• **Extracted data**

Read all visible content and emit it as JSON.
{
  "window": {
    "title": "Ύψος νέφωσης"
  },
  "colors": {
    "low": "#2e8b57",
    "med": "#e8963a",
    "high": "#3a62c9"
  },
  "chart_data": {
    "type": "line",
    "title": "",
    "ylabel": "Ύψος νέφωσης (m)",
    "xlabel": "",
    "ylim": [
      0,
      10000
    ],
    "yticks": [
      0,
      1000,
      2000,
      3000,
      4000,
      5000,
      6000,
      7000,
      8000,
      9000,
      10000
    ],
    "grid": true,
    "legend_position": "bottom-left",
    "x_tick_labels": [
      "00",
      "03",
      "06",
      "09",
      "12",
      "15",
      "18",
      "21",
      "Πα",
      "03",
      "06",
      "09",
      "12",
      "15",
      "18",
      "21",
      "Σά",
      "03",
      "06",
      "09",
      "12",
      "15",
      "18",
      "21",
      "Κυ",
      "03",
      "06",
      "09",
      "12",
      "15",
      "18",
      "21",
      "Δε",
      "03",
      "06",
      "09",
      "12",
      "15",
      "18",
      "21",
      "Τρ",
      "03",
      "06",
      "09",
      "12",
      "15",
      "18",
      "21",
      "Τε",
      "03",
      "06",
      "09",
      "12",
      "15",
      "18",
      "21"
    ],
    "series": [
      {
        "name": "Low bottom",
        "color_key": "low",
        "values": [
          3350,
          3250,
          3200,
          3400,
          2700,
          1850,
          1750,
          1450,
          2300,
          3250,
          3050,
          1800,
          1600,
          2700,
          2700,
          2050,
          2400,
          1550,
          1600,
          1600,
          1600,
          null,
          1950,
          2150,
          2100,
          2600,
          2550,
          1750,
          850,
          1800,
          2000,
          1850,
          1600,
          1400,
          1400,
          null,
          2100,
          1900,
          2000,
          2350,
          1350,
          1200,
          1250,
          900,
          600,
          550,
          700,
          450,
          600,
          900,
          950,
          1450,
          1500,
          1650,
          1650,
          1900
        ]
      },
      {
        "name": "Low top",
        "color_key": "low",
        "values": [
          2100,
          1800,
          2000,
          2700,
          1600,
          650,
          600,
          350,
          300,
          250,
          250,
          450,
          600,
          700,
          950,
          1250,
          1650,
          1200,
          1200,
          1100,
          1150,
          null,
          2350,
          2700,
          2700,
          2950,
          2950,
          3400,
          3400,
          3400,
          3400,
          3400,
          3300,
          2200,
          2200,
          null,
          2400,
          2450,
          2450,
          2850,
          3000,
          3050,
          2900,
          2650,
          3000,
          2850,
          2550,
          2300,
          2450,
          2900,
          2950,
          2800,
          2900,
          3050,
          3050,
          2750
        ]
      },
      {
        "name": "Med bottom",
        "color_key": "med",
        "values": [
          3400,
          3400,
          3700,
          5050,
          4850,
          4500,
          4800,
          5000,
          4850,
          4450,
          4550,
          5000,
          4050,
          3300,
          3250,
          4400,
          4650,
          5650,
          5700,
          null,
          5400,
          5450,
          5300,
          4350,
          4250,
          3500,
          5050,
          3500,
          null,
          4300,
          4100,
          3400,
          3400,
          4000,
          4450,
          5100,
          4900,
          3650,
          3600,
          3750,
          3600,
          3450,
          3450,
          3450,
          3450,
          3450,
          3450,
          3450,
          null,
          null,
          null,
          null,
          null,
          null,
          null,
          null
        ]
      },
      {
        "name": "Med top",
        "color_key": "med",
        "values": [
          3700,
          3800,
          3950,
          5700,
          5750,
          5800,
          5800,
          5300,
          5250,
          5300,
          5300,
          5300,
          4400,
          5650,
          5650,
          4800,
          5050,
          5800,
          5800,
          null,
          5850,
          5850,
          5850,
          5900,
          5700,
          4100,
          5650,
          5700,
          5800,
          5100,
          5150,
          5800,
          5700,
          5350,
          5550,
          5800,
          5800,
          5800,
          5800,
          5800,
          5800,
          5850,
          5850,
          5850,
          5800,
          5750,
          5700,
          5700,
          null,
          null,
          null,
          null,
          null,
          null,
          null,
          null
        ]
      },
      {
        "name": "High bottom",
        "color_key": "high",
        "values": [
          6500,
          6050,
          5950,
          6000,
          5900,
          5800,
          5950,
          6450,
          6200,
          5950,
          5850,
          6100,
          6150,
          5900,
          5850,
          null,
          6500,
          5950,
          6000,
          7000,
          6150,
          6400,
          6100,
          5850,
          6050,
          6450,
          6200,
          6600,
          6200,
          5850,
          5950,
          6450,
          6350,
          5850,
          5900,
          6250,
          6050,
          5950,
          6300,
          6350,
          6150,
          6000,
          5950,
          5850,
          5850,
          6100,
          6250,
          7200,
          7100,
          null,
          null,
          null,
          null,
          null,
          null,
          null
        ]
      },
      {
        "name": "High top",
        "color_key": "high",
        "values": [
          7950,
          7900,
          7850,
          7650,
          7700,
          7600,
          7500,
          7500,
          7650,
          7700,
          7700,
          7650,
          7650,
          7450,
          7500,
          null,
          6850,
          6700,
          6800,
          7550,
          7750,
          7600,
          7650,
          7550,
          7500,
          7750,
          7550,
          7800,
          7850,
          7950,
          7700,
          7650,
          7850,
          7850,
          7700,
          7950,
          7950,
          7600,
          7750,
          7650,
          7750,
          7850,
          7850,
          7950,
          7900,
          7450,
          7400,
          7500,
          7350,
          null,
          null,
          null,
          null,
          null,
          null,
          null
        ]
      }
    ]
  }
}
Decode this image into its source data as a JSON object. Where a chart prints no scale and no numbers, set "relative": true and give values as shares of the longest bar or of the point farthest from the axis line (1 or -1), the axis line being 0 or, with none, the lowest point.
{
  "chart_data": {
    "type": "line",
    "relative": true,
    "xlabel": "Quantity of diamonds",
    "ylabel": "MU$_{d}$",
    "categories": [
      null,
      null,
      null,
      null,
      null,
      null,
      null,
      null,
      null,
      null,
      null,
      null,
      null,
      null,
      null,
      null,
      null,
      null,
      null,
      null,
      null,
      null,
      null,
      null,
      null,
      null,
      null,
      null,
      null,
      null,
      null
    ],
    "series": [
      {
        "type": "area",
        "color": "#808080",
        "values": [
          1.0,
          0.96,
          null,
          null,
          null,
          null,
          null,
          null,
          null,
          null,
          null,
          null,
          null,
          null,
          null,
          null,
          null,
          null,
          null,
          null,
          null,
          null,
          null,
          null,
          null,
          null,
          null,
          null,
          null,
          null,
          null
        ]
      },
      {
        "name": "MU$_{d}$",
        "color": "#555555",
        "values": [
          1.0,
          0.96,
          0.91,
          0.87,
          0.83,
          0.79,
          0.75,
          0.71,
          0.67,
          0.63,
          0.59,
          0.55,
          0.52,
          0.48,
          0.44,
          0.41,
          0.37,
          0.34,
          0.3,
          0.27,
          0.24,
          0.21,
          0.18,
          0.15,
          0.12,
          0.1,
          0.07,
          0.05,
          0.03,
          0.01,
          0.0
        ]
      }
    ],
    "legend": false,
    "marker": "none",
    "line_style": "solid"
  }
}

• **To do**
Find every line in the records above that holds the word "name", and copy each one.

• **The completed task**
        "name": "Low bottom",
        "name": "Low top",
        "name": "Med bottom",
        "name": "Med top",
        "name": "High bottom",
        "name": "High top",
        "name": "MU$_{d}$",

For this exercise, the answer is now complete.